Provided material
— Begin —
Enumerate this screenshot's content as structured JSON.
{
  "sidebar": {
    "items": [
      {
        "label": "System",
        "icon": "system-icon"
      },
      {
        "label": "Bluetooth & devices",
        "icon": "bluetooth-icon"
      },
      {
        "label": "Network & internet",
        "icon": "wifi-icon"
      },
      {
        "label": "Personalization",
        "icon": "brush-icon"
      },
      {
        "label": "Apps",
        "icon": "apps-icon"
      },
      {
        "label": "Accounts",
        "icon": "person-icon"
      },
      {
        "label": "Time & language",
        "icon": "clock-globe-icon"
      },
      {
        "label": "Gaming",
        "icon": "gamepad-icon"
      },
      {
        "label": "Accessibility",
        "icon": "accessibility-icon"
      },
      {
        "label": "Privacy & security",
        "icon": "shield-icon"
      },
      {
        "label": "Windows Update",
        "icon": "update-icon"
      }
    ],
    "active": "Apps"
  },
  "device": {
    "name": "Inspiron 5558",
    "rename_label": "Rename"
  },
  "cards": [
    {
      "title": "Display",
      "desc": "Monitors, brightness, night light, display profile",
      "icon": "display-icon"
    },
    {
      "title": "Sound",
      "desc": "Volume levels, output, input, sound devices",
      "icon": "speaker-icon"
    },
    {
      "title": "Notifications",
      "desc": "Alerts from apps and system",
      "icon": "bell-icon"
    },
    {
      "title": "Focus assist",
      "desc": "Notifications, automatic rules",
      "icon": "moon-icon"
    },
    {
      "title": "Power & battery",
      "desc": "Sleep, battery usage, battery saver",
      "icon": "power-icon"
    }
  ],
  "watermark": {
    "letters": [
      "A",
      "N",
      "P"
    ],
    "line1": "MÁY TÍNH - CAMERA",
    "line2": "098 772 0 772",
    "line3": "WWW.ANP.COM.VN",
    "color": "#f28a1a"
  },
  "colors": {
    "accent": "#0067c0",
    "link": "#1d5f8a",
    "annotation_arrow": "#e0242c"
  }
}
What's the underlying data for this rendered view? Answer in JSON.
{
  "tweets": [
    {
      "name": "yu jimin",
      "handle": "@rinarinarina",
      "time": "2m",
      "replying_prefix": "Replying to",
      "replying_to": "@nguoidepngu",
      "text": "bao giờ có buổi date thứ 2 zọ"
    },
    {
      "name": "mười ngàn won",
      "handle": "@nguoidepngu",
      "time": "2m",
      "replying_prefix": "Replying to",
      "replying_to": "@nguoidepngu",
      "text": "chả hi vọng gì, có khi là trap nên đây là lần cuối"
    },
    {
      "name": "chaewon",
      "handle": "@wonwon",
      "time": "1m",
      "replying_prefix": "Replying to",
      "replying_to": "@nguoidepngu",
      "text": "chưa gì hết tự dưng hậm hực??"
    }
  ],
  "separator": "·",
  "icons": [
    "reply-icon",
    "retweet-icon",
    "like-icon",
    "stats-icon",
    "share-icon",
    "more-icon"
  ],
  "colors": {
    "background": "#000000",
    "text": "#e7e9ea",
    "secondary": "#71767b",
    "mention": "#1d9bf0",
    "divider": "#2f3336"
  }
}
— End —
What you need to do
Repeat the entries exactly, all of them.

Output for this exercise
Enumerate this screenshot's content as structured JSON.
{
  "sidebar": {
    "items": [
      {
        "label": "System",
        "icon": "system-icon"
      },
      {
        "label": "Bluetooth & devices",
        "icon": "bluetooth-icon"
      },
      {
        "label": "Network & internet",
        "icon": "wifi-icon"
      },
      {
        "label": "Personalization",
        "icon": "brush-icon"
      },
      {
        "label": "Apps",
        "icon": "apps-icon"
      },
      {
        "label": "Accounts",
        "icon": "person-icon"
      },
      {
        "label": "Time & language",
        "icon": "clock-globe-icon"
      },
      {
        "label": "Gaming",
        "icon": "gamepad-icon"
      },
      {
        "label": "Accessibility",
        "icon": "accessibility-icon"
      },
      {
        "label": "Privacy & security",
        "icon": "shield-icon"
      },
      {
        "label": "Windows Update",
        "icon": "update-icon"
      }
    ],
    "active": "Apps"
  },
  "device": {
    "name": "Inspiron 5558",
    "rename_label": "Rename"
  },
  "cards": [
    {
      "title": "Display",
      "desc": "Monitors, brightness, night light, display profile",
      "icon": "display-icon"
    },
    {
      "title": "Sound",
      "desc": "Volume levels, output, input, sound devices",
      "icon": "speaker-icon"
    },
    {
      "title": "Notifications",
      "desc": "Alerts from apps and system",
      "icon": "bell-icon"
    },
    {
      "title": "Focus assist",
      "desc": "Notifications, automatic rules",
      "icon": "moon-icon"
    },
    {
      "title": "Power & battery",
      "desc": "Sleep, battery usage, battery saver",
      "icon": "power-icon"
    }
  ],
  "watermark": {
    "letters": [
      "A",
      "N",
      "P"
    ],
    "line1": "MÁY TÍNH - CAMERA",
    "line2": "098 772 0 772",
    "line3": "WWW.ANP.COM.VN",
    "color": "#f28a1a"
  },
  "colors": {
    "accent": "#0067c0",
    "link": "#1d5f8a",
    "annotation_arrow": "#e0242c"
  }
}
What's the underlying data for this rendered view? Answer in JSON.
{
  "tweets": [
    {
      "name": "yu jimin",
      "handle": "@rinarinarina",
      "time": "2m",
      "replying_prefix": "Replying to",
      "replying_to": "@nguoidepngu",
      "text": "bao giờ có buổi date thứ 2 zọ"
    },
    {
      "name": "mười ngàn won",
      "handle": "@nguoidepngu",
      "time": "2m",
      "replying_prefix": "Replying to",
      "replying_to": "@nguoidepngu",
      "text": "chả hi vọng gì, có khi là trap nên đây là lần cuối"
    },
    {
      "name": "chaewon",
      "handle": "@wonwon",
      "time": "1m",
      "replying_prefix": "Replying to",
      "replying_to": "@nguoidepngu",
      "text": "chưa gì hết tự dưng hậm hực??"
    }
  ],
  "separator": "·",
  "icons": [
    "reply-icon",
    "retweet-icon",
    "like-icon",
    "stats-icon",
    "share-icon",
    "more-icon"
  ],
  "colors": {
    "background": "#000000",
    "text": "#e7e9ea",
    "secondary": "#71767b",
    "mention": "#1d9bf0",
    "divider": "#2f3336"
  }
}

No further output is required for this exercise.